### [PROBLEM STATEMENT]
Reproduce every record below exactly as it appears.

Stored items from a collection
--- BEGIN ---
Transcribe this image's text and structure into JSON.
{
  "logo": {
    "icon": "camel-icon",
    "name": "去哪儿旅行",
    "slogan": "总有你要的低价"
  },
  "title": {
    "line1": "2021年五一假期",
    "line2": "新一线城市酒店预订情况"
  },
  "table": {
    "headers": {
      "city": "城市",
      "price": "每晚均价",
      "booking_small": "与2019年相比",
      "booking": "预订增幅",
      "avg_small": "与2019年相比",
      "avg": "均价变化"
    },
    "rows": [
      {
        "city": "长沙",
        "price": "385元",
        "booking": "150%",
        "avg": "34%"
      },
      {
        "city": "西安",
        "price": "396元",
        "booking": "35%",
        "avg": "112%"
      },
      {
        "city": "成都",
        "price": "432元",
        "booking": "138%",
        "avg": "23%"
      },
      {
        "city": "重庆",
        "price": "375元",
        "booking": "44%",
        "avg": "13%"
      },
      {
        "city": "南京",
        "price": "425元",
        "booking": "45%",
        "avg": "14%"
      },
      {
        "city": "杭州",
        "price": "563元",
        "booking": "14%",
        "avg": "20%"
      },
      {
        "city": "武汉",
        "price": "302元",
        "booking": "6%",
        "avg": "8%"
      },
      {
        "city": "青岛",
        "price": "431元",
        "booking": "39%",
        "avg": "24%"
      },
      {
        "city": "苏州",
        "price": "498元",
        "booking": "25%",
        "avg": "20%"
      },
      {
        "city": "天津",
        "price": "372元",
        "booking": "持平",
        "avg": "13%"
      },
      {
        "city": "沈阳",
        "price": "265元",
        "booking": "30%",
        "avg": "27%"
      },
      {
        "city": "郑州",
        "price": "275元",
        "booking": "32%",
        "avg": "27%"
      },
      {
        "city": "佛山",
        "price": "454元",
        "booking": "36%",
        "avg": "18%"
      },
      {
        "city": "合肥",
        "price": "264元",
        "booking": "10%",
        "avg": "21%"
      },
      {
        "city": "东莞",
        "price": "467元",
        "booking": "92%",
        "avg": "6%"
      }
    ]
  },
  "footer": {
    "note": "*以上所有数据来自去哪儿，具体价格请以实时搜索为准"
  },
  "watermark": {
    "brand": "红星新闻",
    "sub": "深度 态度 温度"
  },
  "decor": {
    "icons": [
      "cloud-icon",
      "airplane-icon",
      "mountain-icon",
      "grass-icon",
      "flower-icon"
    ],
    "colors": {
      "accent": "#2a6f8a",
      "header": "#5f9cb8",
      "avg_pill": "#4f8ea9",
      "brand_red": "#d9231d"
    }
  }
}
--- END ---
### [TASK ANSWER]
Transcribe this image's text and structure into JSON.
{
  "logo": {
    "icon": "camel-icon",
    "name": "去哪儿旅行",
    "slogan": "总有你要的低价"
  },
  "title": {
    "line1": "2021年五一假期",
    "line2": "新一线城市酒店预订情况"
  },
  "table": {
    "headers": {
      "city": "城市",
      "price": "每晚均价",
      "booking_small": "与2019年相比",
      "booking": "预订增幅",
      "avg_small": "与2019年相比",
      "avg": "均价变化"
    },
    "rows": [
      {
        "city": "长沙",
        "price": "385元",
        "booking": "150%",
        "avg": "34%"
      },
      {
        "city": "西安",
        "price": "396元",
        "booking": "35%",
        "avg": "112%"
      },
      {
        "city": "成都",
        "price": "432元",
        "booking": "138%",
        "avg": "23%"
      },
      {
        "city": "重庆",
        "price": "375元",
        "booking": "44%",
        "avg": "13%"
      },
      {
        "city": "南京",
        "price": "425元",
        "booking": "45%",
        "avg": "14%"
      },
      {
        "city": "杭州",
        "price": "563元",
        "booking": "14%",
        "avg": "20%"
      },
      {
        "city": "武汉",
        "price": "302元",
        "booking": "6%",
        "avg": "8%"
      },
      {
        "city": "青岛",
        "price": "431元",
        "booking": "39%",
        "avg": "24%"
      },
      {
        "city": "苏州",
        "price": "498元",
        "booking": "25%",
        "avg": "20%"
      },
      {
        "city": "天津",
        "price": "372元",
        "booking": "持平",
        "avg": "13%"
      },
      {
        "city": "沈阳",
        "price": "265元",
        "booking": "30%",
        "avg": "27%"
      },
      {
        "city": "郑州",
        "price": "275元",
        "booking": "32%",
        "avg": "27%"
      },
      {
        "city": "佛山",
        "price": "454元",
        "booking": "36%",
        "avg": "18%"
      },
      {
        "city": "合肥",
        "price": "264元",
        "booking": "10%",
        "avg": "21%"
      },
      {
        "city": "东莞",
        "price": "467元",
        "booking": "92%",
        "avg": "6%"
      }
    ]
  },
  "footer": {
    "note": "*以上所有数据来自去哪儿，具体价格请以实时搜索为准"
  },
  "watermark": {
    "brand": "红星新闻",
    "sub": "深度 态度 温度"
  },
  "decor": {
    "icons": [
      "cloud-icon",
      "airplane-icon",
      "mountain-icon",
      "grass-icon",
      "flower-icon"
    ],
    "colors": {
      "accent": "#2a6f8a",
      "header": "#5f9cb8",
      "avg_pill": "#4f8ea9",
      "brand_red": "#d9231d"
    }
  }
}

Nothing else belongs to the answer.